[begin ENTRIES]

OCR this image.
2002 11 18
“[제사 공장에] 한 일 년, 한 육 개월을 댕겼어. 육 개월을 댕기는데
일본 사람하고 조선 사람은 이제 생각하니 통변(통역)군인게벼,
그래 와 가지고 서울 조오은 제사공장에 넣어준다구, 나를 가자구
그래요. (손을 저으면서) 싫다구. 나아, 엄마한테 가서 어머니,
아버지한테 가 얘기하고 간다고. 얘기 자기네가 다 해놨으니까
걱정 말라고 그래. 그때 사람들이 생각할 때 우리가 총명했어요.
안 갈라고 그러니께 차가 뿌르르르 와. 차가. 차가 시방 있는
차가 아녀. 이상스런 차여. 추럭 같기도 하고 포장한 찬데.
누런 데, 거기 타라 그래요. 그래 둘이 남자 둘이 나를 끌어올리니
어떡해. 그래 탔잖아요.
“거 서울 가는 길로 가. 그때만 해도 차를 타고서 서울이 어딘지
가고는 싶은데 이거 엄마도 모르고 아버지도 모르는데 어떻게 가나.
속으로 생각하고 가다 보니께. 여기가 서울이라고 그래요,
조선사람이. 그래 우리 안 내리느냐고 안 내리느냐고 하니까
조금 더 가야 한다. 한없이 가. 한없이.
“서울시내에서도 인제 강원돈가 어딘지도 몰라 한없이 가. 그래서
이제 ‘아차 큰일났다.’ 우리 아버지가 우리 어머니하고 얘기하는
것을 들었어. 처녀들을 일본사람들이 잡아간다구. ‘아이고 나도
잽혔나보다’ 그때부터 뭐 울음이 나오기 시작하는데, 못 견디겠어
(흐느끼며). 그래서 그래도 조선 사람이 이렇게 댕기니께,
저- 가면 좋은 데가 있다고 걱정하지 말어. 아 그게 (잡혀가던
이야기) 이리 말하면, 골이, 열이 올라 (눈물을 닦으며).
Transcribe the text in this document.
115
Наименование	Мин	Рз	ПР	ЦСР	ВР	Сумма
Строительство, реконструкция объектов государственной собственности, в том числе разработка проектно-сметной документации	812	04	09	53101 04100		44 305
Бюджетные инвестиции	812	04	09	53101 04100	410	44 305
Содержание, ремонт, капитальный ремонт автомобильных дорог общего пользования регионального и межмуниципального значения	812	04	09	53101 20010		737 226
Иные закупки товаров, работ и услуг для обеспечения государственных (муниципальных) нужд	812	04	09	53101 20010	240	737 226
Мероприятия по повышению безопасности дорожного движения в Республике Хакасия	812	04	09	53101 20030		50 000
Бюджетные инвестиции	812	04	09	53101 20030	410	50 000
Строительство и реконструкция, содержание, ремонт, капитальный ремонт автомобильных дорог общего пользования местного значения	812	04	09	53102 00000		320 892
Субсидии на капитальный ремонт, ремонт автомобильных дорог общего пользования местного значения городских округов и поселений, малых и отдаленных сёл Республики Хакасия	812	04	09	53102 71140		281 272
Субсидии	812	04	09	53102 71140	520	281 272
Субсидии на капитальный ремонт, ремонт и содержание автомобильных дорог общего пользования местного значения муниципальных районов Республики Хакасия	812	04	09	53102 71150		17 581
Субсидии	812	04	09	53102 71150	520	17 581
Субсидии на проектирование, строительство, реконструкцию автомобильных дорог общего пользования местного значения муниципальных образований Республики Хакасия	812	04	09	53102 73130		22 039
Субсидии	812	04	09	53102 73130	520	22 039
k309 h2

[end ENTRIES]

## WRITTEN EXERCISE
Your task is to print all of the records exactly.

## SOLUTION FOR THIS EXERCISE
OCR this image.
2002 11 18
“[제사 공장에] 한 일 년, 한 육 개월을 댕겼어. 육 개월을 댕기는데
일본 사람하고 조선 사람은 이제 생각하니 통변(통역)군인게벼,
그래 와 가지고 서울 조오은 제사공장에 넣어준다구, 나를 가자구
그래요. (손을 저으면서) 싫다구. 나아, 엄마한테 가서 어머니,
아버지한테 가 얘기하고 간다고. 얘기 자기네가 다 해놨으니까
걱정 말라고 그래. 그때 사람들이 생각할 때 우리가 총명했어요.
안 갈라고 그러니께 차가 뿌르르르 와. 차가. 차가 시방 있는
차가 아녀. 이상스런 차여. 추럭 같기도 하고 포장한 찬데.
누런 데, 거기 타라 그래요. 그래 둘이 남자 둘이 나를 끌어올리니
어떡해. 그래 탔잖아요.
“거 서울 가는 길로 가. 그때만 해도 차를 타고서 서울이 어딘지
가고는 싶은데 이거 엄마도 모르고 아버지도 모르는데 어떻게 가나.
속으로 생각하고 가다 보니께. 여기가 서울이라고 그래요,
조선사람이. 그래 우리 안 내리느냐고 안 내리느냐고 하니까
조금 더 가야 한다. 한없이 가. 한없이.
“서울시내에서도 인제 강원돈가 어딘지도 몰라 한없이 가. 그래서
이제 ‘아차 큰일났다.’ 우리 아버지가 우리 어머니하고 얘기하는
것을 들었어. 처녀들을 일본사람들이 잡아간다구. ‘아이고 나도
잽혔나보다’ 그때부터 뭐 울음이 나오기 시작하는데, 못 견디겠어
(흐느끼며). 그래서 그래도 조선 사람이 이렇게 댕기니께,
저- 가면 좋은 데가 있다고 걱정하지 말어. 아 그게 (잡혀가던
이야기) 이리 말하면, 골이, 열이 올라 (눈물을 닦으며).
Transcribe the text in this document.
115
Наименование	Мин	Рз	ПР	ЦСР	ВР	Сумма
Строительство, реконструкция объектов государственной собственности, в том числе разработка проектно-сметной документации	812	04	09	53101 04100		44 305
Бюджетные инвестиции	812	04	09	53101 04100	410	44 305
Содержание, ремонт, капитальный ремонт автомобильных дорог общего пользования регионального и межмуниципального значения	812	04	09	53101 20010		737 226
Иные закупки товаров, работ и услуг для обеспечения государственных (муниципальных) нужд	812	04	09	53101 20010	240	737 226
Мероприятия по повышению безопасности дорожного движения в Республике Хакасия	812	04	09	53101 20030		50 000
Бюджетные инвестиции	812	04	09	53101 20030	410	50 000
Строительство и реконструкция, содержание, ремонт, капитальный ремонт автомобильных дорог общего пользования местного значения	812	04	09	53102 00000		320 892
Субсидии на капитальный ремонт, ремонт автомобильных дорог общего пользования местного значения городских округов и поселений, малых и отдаленных сёл Республики Хакасия	812	04	09	53102 71140		281 272
Субсидии	812	04	09	53102 71140	520	281 272
Субсидии на капитальный ремонт, ремонт и содержание автомобильных дорог общего пользования местного значения муниципальных районов Республики Хакасия	812	04	09	53102 71150		17 581
Субсидии	812	04	09	53102 71150	520	17 581
Субсидии на проектирование, строительство, реконструкцию автомобильных дорог общего пользования местного значения муниципальных образований Республики Хакасия	812	04	09	53102 73130		22 039
Субсидии	812	04	09	53102 73130	520	22 039
k309 h2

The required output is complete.